*Texto de lectura*:
►
Leyendas

Luis Gabelo Conejo: las manos que llevaron a Costa Rica a octavos en Italia 90

Bajo los tres palos en el Mundial de Italia 1990, Gabelo Conejo se convirtió en el héroe de una generación con atajadas que rozaron lo imposible.

El guardián de una hazaña

Detrás de cada hazaña colectiva siempre hay un héroe individual que carga con la responsabilidad más solitaria del campo. En el Mundial de Italia 1990, ese héroe se llamó Luis Gabelo Conejo. El portero de la Selección de Costa Rica se convirtió en la figura que, con sus manos, mantuvo vivo el sueño de todo un país en una de las citas mundialistas más recordadas de la historia del fútbol centroamericano.
◄
*Material*:
►
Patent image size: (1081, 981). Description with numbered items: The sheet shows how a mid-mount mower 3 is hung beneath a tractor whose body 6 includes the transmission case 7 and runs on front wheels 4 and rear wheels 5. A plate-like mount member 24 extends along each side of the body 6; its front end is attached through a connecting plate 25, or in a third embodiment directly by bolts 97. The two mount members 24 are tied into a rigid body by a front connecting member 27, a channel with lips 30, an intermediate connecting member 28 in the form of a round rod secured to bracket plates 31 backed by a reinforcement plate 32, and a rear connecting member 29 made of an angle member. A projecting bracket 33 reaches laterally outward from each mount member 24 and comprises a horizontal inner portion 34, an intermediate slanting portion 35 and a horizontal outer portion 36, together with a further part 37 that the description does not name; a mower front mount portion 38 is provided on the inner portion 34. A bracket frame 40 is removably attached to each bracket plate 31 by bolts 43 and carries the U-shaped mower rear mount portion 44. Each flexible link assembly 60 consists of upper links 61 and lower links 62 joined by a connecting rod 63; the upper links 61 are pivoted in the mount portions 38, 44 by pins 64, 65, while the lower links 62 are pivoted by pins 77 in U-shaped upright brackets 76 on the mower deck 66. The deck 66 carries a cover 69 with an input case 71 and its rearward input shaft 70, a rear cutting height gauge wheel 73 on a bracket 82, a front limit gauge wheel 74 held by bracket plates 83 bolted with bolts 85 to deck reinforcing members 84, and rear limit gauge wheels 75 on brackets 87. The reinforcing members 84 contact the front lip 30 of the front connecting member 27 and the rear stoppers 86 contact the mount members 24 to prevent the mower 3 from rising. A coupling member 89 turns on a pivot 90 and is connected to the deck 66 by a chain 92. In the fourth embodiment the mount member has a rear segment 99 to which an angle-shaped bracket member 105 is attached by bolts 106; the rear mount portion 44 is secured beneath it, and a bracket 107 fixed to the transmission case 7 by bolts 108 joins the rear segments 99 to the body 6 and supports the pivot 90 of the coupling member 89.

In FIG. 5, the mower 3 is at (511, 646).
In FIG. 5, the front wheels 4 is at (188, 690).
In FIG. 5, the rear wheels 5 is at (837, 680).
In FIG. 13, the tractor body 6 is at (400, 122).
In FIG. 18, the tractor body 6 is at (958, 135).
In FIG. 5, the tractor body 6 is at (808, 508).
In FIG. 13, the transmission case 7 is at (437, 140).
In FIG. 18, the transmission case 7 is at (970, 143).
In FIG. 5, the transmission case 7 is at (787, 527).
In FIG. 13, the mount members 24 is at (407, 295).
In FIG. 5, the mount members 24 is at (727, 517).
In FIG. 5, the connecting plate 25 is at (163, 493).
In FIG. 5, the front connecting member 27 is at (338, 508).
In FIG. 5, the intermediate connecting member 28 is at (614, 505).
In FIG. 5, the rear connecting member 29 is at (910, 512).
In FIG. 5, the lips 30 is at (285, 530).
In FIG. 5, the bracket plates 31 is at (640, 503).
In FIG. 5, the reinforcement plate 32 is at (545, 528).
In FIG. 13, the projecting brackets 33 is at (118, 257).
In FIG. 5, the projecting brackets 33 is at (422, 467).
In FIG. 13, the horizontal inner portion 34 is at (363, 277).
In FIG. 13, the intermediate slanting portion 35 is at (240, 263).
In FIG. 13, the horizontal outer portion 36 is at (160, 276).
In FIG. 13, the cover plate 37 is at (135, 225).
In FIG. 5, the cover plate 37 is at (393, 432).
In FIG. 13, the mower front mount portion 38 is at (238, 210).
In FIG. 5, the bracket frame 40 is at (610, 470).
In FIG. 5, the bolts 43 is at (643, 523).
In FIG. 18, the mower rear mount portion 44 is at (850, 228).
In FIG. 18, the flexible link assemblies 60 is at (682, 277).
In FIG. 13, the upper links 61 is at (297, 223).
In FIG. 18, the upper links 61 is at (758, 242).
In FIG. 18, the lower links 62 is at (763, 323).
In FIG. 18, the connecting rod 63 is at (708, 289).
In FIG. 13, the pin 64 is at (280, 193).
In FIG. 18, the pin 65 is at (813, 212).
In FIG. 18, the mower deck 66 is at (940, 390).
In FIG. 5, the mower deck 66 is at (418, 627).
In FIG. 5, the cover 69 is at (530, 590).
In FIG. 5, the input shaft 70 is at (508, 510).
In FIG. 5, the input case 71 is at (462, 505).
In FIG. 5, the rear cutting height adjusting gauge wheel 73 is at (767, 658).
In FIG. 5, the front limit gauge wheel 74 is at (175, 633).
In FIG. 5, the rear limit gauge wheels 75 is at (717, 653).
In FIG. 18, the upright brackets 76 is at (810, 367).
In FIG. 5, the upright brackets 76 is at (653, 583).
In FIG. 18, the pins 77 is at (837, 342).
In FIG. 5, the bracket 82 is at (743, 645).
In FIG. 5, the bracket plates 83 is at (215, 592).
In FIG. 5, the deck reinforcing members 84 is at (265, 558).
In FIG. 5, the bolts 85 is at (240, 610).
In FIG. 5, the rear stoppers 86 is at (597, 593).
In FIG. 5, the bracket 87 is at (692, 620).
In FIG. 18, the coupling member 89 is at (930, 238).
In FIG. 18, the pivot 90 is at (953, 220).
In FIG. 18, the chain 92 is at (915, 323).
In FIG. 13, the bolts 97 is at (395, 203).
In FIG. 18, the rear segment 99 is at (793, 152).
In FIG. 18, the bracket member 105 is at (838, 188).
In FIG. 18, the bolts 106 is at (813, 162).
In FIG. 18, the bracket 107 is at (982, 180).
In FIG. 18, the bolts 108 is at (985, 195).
◄
Continúa el texto sobre Gabelo Conejo en Italia 90 a partir de su última oración. El material no hace falta para resolver la consigna.

Atajadas que valen más que goles

Mientras el mundo conocía poco o nada de este guardameta tico, Gabelo Conejo se fue presentando partido a partido con paradas que dejaban boquiabiertos a rivales, periodistas y aficionados por igual. Sus intervenciones en Italia fueron clave para que Costa Rica avanzara a la fase de octavos de final, un logro que en aquel momento sonaba casi a cuento de hadas para una nación que debutaba en la máxima cita del balompié global.

Una leyenda sin fecha de vencimiento

El nombre de Gabelo Conejo no necesita adornos ni exageraciones. Solo con mencionar Italia 90 y su apellido, cualquier costarricense que vivió esa época siente un escalofrío de orgullo. Fue el arquero que le mostró al mundo que Costa Rica no venía a Italia a pasear, sino a competir. Y eso, en el fútbol, vale para siempre.